## Your task
Lines that hold the word "перед" should be located and copied.
── Dataset rows ──
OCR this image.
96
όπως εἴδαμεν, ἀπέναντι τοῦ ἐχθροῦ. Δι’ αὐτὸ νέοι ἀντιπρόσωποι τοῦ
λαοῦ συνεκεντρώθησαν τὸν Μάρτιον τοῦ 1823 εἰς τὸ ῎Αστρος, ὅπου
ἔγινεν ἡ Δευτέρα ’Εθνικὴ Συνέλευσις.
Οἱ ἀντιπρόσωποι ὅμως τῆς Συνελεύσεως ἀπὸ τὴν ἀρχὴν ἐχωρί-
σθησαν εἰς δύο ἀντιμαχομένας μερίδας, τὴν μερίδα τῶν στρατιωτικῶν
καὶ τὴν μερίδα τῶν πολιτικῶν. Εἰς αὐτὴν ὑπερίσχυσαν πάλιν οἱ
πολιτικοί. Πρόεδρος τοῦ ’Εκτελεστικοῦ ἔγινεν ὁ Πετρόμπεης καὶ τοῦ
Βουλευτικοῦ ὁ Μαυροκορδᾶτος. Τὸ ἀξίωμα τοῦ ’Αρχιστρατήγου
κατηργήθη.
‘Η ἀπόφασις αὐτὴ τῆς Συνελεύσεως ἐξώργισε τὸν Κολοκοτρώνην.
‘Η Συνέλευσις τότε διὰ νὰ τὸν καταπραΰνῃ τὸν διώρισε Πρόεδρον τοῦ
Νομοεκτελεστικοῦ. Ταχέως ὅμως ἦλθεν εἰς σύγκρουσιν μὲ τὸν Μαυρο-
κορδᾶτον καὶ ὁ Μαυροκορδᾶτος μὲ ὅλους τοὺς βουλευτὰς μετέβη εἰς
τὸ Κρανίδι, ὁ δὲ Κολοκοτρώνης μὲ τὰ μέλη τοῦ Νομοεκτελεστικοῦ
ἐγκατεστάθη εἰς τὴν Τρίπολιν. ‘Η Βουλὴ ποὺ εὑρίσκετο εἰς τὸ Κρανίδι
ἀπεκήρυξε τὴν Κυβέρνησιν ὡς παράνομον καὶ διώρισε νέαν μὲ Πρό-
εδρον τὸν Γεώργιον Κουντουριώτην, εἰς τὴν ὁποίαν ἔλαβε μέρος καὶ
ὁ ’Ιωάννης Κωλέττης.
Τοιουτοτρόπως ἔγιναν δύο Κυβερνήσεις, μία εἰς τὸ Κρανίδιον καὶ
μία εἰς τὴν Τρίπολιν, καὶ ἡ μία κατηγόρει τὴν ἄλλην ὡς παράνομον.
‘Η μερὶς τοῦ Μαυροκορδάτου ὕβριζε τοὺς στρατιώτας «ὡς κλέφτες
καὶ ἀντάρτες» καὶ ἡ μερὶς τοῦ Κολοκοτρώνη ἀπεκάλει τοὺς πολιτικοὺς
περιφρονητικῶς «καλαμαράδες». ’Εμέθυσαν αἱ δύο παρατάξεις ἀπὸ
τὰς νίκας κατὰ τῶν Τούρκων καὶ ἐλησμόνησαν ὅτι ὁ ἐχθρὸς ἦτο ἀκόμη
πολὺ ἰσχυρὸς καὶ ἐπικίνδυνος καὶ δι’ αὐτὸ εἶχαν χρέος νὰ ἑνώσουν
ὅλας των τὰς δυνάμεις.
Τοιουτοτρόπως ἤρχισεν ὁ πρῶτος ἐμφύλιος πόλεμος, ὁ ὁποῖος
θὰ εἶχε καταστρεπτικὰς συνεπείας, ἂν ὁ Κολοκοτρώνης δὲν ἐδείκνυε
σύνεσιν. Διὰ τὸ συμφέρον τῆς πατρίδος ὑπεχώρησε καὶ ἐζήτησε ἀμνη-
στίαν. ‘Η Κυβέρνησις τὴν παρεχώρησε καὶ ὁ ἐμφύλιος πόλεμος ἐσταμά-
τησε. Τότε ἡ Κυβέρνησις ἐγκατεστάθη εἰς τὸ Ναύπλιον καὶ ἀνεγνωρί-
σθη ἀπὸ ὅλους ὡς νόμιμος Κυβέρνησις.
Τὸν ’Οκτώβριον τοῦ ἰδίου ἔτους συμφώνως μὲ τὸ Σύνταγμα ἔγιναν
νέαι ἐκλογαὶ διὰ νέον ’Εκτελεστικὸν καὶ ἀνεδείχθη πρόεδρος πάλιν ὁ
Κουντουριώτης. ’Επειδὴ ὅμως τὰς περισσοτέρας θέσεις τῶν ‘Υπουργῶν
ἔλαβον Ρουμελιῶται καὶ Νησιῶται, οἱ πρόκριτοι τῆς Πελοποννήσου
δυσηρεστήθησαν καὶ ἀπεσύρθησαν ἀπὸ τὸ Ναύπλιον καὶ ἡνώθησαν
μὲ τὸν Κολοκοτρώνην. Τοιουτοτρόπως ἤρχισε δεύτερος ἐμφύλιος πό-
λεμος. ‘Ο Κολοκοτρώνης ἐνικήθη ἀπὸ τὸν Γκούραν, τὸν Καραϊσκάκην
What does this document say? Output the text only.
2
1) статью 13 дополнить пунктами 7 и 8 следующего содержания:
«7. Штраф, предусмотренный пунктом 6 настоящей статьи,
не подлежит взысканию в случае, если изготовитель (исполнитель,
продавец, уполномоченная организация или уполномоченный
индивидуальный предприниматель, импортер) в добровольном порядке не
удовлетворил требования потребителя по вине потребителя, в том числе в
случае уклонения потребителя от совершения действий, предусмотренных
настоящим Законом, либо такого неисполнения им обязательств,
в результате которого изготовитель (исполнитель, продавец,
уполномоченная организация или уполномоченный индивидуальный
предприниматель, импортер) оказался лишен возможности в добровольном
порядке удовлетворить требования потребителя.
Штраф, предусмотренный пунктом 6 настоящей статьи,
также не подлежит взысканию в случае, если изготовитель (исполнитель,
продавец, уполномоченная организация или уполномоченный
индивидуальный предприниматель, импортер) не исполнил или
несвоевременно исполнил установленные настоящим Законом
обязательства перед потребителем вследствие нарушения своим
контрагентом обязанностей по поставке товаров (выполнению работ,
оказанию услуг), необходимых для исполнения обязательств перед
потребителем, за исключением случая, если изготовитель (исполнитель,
───
## Complete output
обязательства перед потребителем вследствие нарушения своим
оказанию услуг), необходимых для исполнения обязательств перед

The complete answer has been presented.